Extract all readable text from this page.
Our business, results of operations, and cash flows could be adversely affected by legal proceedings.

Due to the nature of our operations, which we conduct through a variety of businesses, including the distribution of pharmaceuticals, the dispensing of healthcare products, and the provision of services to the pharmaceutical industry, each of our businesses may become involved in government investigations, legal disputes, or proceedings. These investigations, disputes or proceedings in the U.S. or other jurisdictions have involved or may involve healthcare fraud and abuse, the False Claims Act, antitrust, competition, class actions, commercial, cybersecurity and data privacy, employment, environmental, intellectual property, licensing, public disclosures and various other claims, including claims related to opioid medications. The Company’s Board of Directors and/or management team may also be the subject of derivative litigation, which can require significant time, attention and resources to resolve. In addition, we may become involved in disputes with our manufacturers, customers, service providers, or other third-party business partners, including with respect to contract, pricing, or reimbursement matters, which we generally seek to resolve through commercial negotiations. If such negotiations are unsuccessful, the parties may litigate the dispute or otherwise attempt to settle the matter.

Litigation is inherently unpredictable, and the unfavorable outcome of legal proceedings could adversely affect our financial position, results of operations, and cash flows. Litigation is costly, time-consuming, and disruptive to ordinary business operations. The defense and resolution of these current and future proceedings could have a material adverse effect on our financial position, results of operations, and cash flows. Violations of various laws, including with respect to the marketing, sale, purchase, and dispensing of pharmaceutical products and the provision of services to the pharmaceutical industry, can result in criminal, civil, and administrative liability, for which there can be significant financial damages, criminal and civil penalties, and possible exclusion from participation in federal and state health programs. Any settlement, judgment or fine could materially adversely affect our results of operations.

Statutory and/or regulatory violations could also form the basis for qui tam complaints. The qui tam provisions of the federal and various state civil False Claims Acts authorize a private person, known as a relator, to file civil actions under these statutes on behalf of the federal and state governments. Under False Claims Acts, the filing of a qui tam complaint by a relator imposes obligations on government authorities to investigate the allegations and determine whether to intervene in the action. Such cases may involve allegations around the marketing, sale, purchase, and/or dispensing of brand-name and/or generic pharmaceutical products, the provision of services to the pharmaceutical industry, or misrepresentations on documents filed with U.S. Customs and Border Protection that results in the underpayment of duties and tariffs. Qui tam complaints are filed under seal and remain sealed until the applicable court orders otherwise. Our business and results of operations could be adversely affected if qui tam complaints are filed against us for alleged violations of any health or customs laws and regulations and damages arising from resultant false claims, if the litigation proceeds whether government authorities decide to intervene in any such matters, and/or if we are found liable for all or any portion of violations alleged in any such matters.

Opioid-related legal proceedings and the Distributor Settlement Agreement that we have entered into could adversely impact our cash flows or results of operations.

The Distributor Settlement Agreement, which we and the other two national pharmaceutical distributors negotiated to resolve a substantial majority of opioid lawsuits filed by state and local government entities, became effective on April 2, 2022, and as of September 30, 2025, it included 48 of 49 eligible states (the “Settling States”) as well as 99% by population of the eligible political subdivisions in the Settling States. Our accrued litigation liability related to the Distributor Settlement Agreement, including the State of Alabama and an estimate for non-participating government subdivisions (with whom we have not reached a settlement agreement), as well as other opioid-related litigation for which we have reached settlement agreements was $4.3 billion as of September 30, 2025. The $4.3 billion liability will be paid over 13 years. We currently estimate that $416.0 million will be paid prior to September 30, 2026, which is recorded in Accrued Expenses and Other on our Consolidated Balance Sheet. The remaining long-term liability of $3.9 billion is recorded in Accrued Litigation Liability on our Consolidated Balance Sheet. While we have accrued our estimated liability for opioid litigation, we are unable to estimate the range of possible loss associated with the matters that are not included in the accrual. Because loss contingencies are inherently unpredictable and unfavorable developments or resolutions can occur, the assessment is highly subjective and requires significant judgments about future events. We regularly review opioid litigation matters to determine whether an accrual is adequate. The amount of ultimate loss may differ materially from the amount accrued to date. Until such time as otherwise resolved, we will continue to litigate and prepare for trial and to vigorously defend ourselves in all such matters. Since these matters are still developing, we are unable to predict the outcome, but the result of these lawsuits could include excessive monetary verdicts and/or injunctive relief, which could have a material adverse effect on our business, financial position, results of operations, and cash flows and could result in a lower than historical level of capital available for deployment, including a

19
= = =
*Aim of the exercise*. Repeat all the entries exactly as given.

*Result for this exercise*.
Extract all readable text from this page.
Our business, results of operations, and cash flows could be adversely affected by legal proceedings.

Due to the nature of our operations, which we conduct through a variety of businesses, including the distribution of pharmaceuticals, the dispensing of healthcare products, and the provision of services to the pharmaceutical industry, each of our businesses may become involved in government investigations, legal disputes, or proceedings. These investigations, disputes or proceedings in the U.S. or other jurisdictions have involved or may involve healthcare fraud and abuse, the False Claims Act, antitrust, competition, class actions, commercial, cybersecurity and data privacy, employment, environmental, intellectual property, licensing, public disclosures and various other claims, including claims related to opioid medications. The Company’s Board of Directors and/or management team may also be the subject of derivative litigation, which can require significant time, attention and resources to resolve. In addition, we may become involved in disputes with our manufacturers, customers, service providers, or other third-party business partners, including with respect to contract, pricing, or reimbursement matters, which we generally seek to resolve through commercial negotiations. If such negotiations are unsuccessful, the parties may litigate the dispute or otherwise attempt to settle the matter.

Litigation is inherently unpredictable, and the unfavorable outcome of legal proceedings could adversely affect our financial position, results of operations, and cash flows. Litigation is costly, time-consuming, and disruptive to ordinary business operations. The defense and resolution of these current and future proceedings could have a material adverse effect on our financial position, results of operations, and cash flows. Violations of various laws, including with respect to the marketing, sale, purchase, and dispensing of pharmaceutical products and the provision of services to the pharmaceutical industry, can result in criminal, civil, and administrative liability, for which there can be significant financial damages, criminal and civil penalties, and possible exclusion from participation in federal and state health programs. Any settlement, judgment or fine could materially adversely affect our results of operations.

Statutory and/or regulatory violations could also form the basis for qui tam complaints. The qui tam provisions of the federal and various state civil False Claims Acts authorize a private person, known as a relator, to file civil actions under these statutes on behalf of the federal and state governments. Under False Claims Acts, the filing of a qui tam complaint by a relator imposes obligations on government authorities to investigate the allegations and determine whether to intervene in the action. Such cases may involve allegations around the marketing, sale, purchase, and/or dispensing of brand-name and/or generic pharmaceutical products, the provision of services to the pharmaceutical industry, or misrepresentations on documents filed with U.S. Customs and Border Protection that results in the underpayment of duties and tariffs. Qui tam complaints are filed under seal and remain sealed until the applicable court orders otherwise. Our business and results of operations could be adversely affected if qui tam complaints are filed against us for alleged violations of any health or customs laws and regulations and damages arising from resultant false claims, if the litigation proceeds whether government authorities decide to intervene in any such matters, and/or if we are found liable for all or any portion of violations alleged in any such matters.

Opioid-related legal proceedings and the Distributor Settlement Agreement that we have entered into could adversely impact our cash flows or results of operations.

The Distributor Settlement Agreement, which we and the other two national pharmaceutical distributors negotiated to resolve a substantial majority of opioid lawsuits filed by state and local government entities, became effective on April 2, 2022, and as of September 30, 2025, it included 48 of 49 eligible states (the “Settling States”) as well as 99% by population of the eligible political subdivisions in the Settling States. Our accrued litigation liability related to the Distributor Settlement Agreement, including the State of Alabama and an estimate for non-participating government subdivisions (with whom we have not reached a settlement agreement), as well as other opioid-related litigation for which we have reached settlement agreements was $4.3 billion as of September 30, 2025. The $4.3 billion liability will be paid over 13 years. We currently estimate that $416.0 million will be paid prior to September 30, 2026, which is recorded in Accrued Expenses and Other on our Consolidated Balance Sheet. The remaining long-term liability of $3.9 billion is recorded in Accrued Litigation Liability on our Consolidated Balance Sheet. While we have accrued our estimated liability for opioid litigation, we are unable to estimate the range of possible loss associated with the matters that are not included in the accrual. Because loss contingencies are inherently unpredictable and unfavorable developments or resolutions can occur, the assessment is highly subjective and requires significant judgments about future events. We regularly review opioid litigation matters to determine whether an accrual is adequate. The amount of ultimate loss may differ materially from the amount accrued to date. Until such time as otherwise resolved, we will continue to litigate and prepare for trial and to vigorously defend ourselves in all such matters. Since these matters are still developing, we are unable to predict the outcome, but the result of these lawsuits could include excessive monetary verdicts and/or injunctive relief, which could have a material adverse effect on our business, financial position, results of operations, and cash flows and could result in a lower than historical level of capital available for deployment, including a

19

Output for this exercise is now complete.